▶ [Information given]
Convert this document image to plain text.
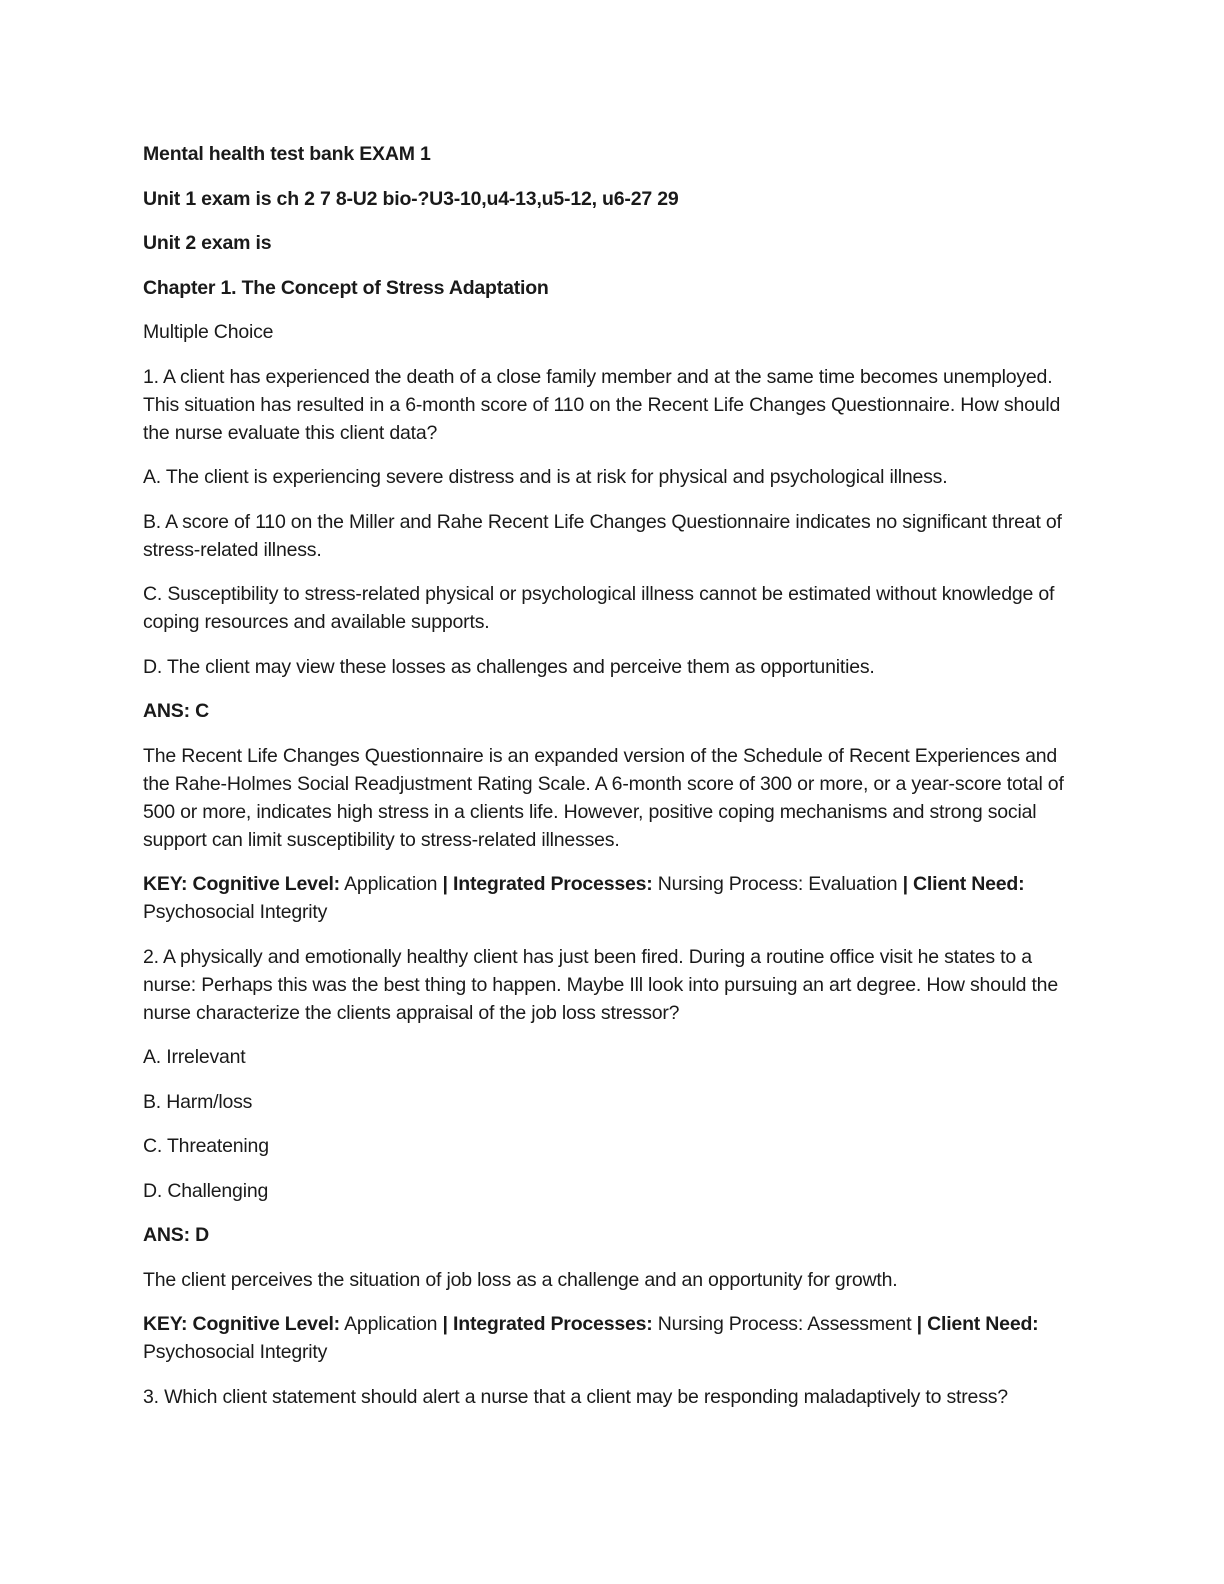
Mental health test bank EXAM 1

Unit 1 exam is ch 2 7 8-U2 bio-?U3-10,u4-13,u5-12, u6-27 29

Unit 2 exam is

Chapter 1. The Concept of Stress Adaptation

Multiple Choice

1. A client has experienced the death of a close family member and at the same time becomes unemployed. This situation has resulted in a 6-month score of 110 on the Recent Life Changes Questionnaire. How should the nurse evaluate this client data?

A. The client is experiencing severe distress and is at risk for physical and psychological illness.

B. A score of 110 on the Miller and Rahe Recent Life Changes Questionnaire indicates no significant threat of stress-related illness.

C. Susceptibility to stress-related physical or psychological illness cannot be estimated without knowledge of coping resources and available supports.

D. The client may view these losses as challenges and perceive them as opportunities.

ANS: C

The Recent Life Changes Questionnaire is an expanded version of the Schedule of Recent Experiences and the Rahe-Holmes Social Readjustment Rating Scale. A 6-month score of 300 or more, or a year-score total of 500 or more, indicates high stress in a clients life. However, positive coping mechanisms and strong social support can limit susceptibility to stress-related illnesses.

KEY: Cognitive Level: Application | Integrated Processes: Nursing Process: Evaluation | Client Need: Psychosocial Integrity

2. A physically and emotionally healthy client has just been fired. During a routine office visit he states to a nurse: Perhaps this was the best thing to happen. Maybe Ill look into pursuing an art degree. How should the nurse characterize the clients appraisal of the job loss stressor?

A. Irrelevant

B. Harm/loss

C. Threatening

D. Challenging

ANS: D

The client perceives the situation of job loss as a challenge and an opportunity for growth.

KEY: Cognitive Level: Application | Integrated Processes: Nursing Process: Assessment | Client Need: Psychosocial Integrity

3. Which client statement should alert a nurse that a client may be responding maladaptively to stress?
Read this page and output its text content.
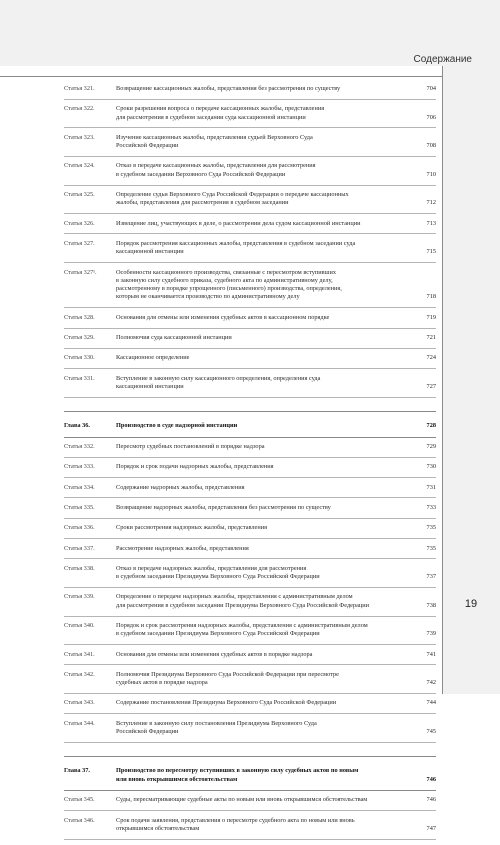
Содержание
19
Статья 321.	Возвращение кассационных жалобы, представления без рассмотрения по существу	704
Статья 322.	Сроки разрешения вопроса о передаче кассационных жалобы, представления
для рассмотрения в судебном заседании суда кассационной инстанции	706
Статья 323.	Изучение кассационных жалобы, представления судьей Верховного Суда
Российской Федерации	708
Статья 324.	Отказ в передаче кассационных жалобы, представления для рассмотрения
в судебном заседании Верховного Суда Российской Федерации	710
Статья 325.	Определение судьи Верховного Суда Российской Федерации о передаче кассационных
жалобы, представления для рассмотрения в судебном заседании	712
Статья 326.	Извещение лиц, участвующих в деле, о рассмотрении дела судом кассационной инстанции	713
Статья 327.	Порядок рассмотрения кассационных жалобы, представления в судебном заседании суда
кассационной инстанции	715
Статья 327¹.	Особенности кассационного производства, связанные с пересмотром вступивших
в законную силу судебного приказа, судебного акта по административному делу,
рассмотренному в порядке упрощенного (письменного) производства, определения,
которым не оканчивается производство по административному делу	718
Статья 328.	Основания для отмены или изменения судебных актов в кассационном порядке	719
Статья 329.	Полномочия суда кассационной инстанции	721
Статья 330.	Кассационное определение	724
Статья 331.	Вступление в законную силу кассационного определения, определения суда
кассационной инстанции	727
Глава 36.	Производство в суде надзорной инстанции	728
Статья 332.	Пересмотр судебных постановлений в порядке надзора	729
Статья 333.	Порядок и срок подачи надзорных жалобы, представления	730
Статья 334.	Содержание надзорных жалобы, представления	731
Статья 335.	Возвращение надзорных жалобы, представления без рассмотрения по существу	733
Статья 336.	Сроки рассмотрения надзорных жалобы, представления	735
Статья 337.	Рассмотрение надзорных жалобы, представления	735
Статья 338.	Отказ в передаче надзорных жалобы, представления для рассмотрения
в судебном заседании Президиума Верховного Суда Российской Федерации	737
Статья 339.	Определение о передаче надзорных жалобы, представления с административным делом
для рассмотрения в судебном заседании Президиума Верховного Суда Российской Федерации	738
Статья 340.	Порядок и срок рассмотрения надзорных жалобы, представления с административным делом
в судебном заседании Президиума Верховного Суда Российской Федерации	739
Статья 341.	Основания для отмены или изменения судебных актов в порядке надзора	741
Статья 342.	Полномочия Президиума Верховного Суда Российской Федерации при пересмотре
судебных актов в порядке надзора	742
Статья 343.	Содержание постановления Президиума Верховного Суда Российской Федерации	744
Статья 344.	Вступление в законную силу постановления Президиума Верховного Суда
Российской Федерации	745
Глава 37.	Производство по пересмотру вступивших в законную силу судебных актов по новым
или вновь открывшимся обстоятельствам	746
Статья 345.	Суды, пересматривающие судебные акты по новым или вновь открывшимся обстоятельствам	746
Статья 346.	Срок подачи заявления, представления о пересмотре судебного акта по новым или вновь
открывшимся обстоятельствам	747
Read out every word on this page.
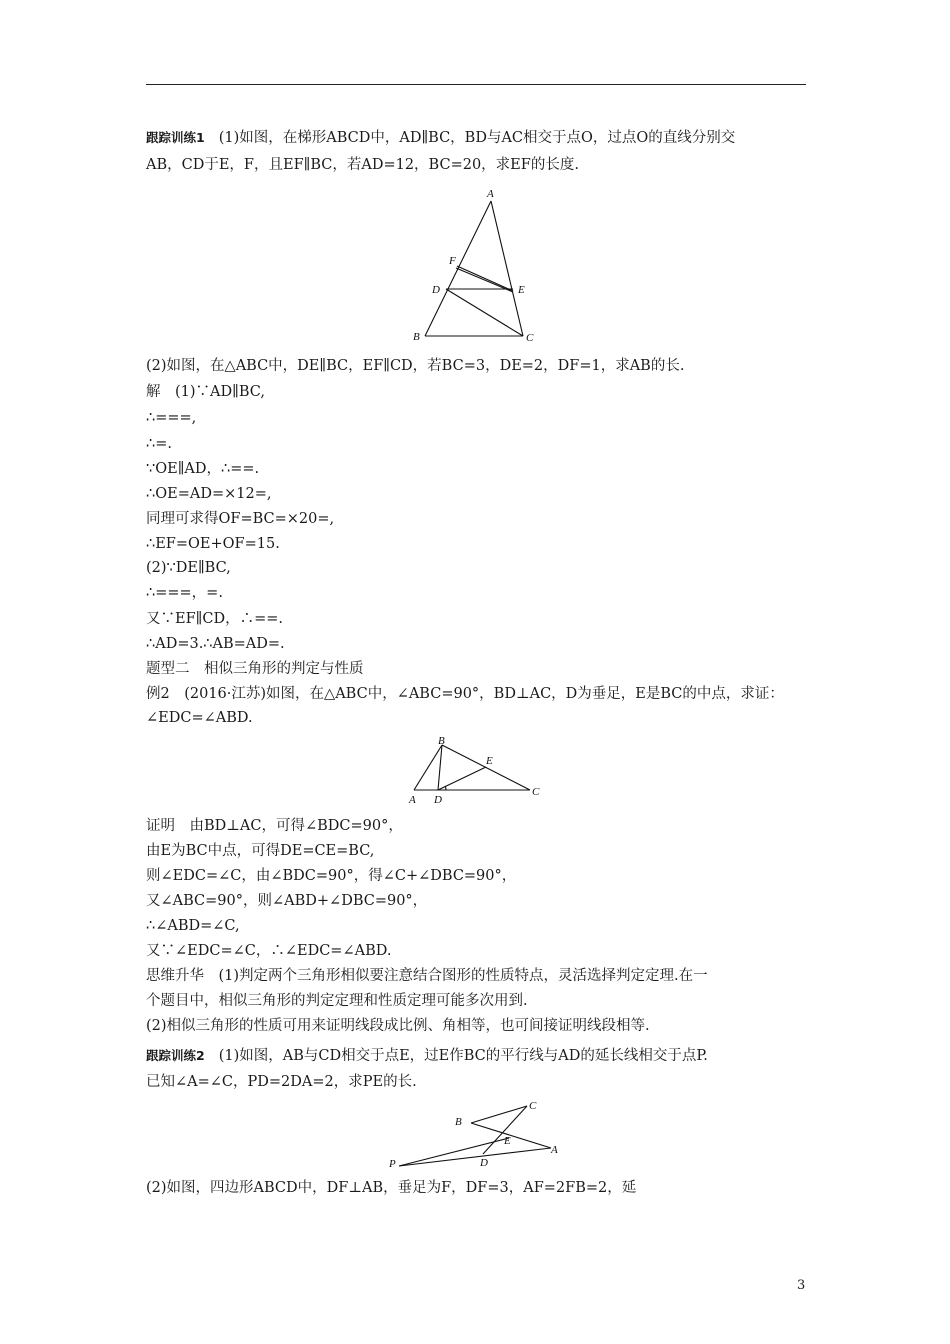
跟踪训练1 (1)如图，在梯形ABCD中，AD∥BC，BD与AC相交于点O，过点O的直线分别交
AB，CD于E，F，且EF∥BC，若AD=12，BC=20，求EF的长度.
A
F
D	E
B	C
(2)如图，在△ABC中，DE∥BC，EF∥CD，若BC=3，DE=2，DF=1，求AB的长.
解　(1)∵AD∥BC,
∴===,
∴=.
∵OE∥AD，∴==.
∴OE=AD=×12=,
同理可求得OF=BC=×20=,
∴EF=OE+OF=15.
(2)∵DE∥BC,
∴===，=.
又∵EF∥CD，∴==.
∴AD=3.∴AB=AD=.
题型二　相似三角形的判定与性质
例2　(2016·江苏)如图，在△ABC中，∠ABC=90°，BD⊥AC，D为垂足，E是BC的中点，求证：
∠EDC=∠ABD.
B
E
A D
C
证明　由BD⊥AC，可得∠BDC=90°，
由E为BC中点，可得DE=CE=BC,
则∠EDC=∠C，由∠BDC=90°，得∠C+∠DBC=90°，
又∠ABC=90°，则∠ABD+∠DBC=90°，
∴∠ABD=∠C,
又∵∠EDC=∠C，∴∠EDC=∠ABD.
思维升华　(1)判定两个三角形相似要注意结合图形的性质特点，灵活选择判定定理.在一
个题目中，相似三角形的判定定理和性质定理可能多次用到.
(2)相似三角形的性质可用来证明线段成比例、角相等，也可间接证明线段相等.
跟踪训练2 (1)如图，AB与CD相交于点E，过E作BC的平行线与AD的延长线相交于点P.
已知∠A=∠C，PD=2DA=2，求PE的长.
C
B
E
A
P	D
(2)如图，四边形ABCD中，DF⊥AB，垂足为F，DF=3，AF=2FB=2，延
3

▶ [Written problem]
Go through the listing above and pull out each line containing the word "Содержание".

▶ [Solution for this task]
Содержание
Статья 334.	Содержание надзорных жалобы, представления	731
Статья 343.	Содержание постановления Президиума Верховного Суда Российской Федерации	744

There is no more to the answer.